Required work> Scan the data beneath this task and copy each line that includes "last".

Exercise materials>
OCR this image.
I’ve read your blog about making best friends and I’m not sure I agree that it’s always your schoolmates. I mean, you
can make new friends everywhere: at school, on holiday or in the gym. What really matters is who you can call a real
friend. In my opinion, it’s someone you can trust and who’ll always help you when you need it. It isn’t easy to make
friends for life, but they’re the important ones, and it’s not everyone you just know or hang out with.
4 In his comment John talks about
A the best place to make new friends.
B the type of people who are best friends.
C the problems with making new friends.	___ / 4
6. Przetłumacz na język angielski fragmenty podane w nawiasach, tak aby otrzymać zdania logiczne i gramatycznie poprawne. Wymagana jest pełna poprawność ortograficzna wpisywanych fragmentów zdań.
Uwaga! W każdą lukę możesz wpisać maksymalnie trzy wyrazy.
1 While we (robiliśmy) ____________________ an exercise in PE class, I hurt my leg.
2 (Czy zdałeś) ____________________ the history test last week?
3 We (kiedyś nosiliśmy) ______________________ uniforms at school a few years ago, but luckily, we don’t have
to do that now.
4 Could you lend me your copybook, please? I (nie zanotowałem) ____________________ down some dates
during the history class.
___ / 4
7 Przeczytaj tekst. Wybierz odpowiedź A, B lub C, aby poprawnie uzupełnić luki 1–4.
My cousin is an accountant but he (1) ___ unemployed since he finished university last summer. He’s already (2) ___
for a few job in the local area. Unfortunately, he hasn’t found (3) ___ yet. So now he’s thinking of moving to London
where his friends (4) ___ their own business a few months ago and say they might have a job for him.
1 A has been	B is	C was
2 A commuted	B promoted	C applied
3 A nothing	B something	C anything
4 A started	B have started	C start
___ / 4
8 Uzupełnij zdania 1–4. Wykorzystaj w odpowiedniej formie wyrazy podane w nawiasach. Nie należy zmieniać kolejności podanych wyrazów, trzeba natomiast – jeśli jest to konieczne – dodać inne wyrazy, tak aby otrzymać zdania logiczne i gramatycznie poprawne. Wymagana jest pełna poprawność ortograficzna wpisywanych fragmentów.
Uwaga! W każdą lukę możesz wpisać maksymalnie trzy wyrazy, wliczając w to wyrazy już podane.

Solution for this problem>
2 (Czy zdałeś) ____________________ the history test last week?
My cousin is an accountant but he (1) ___ unemployed since he finished university last summer. He’s already (2) ___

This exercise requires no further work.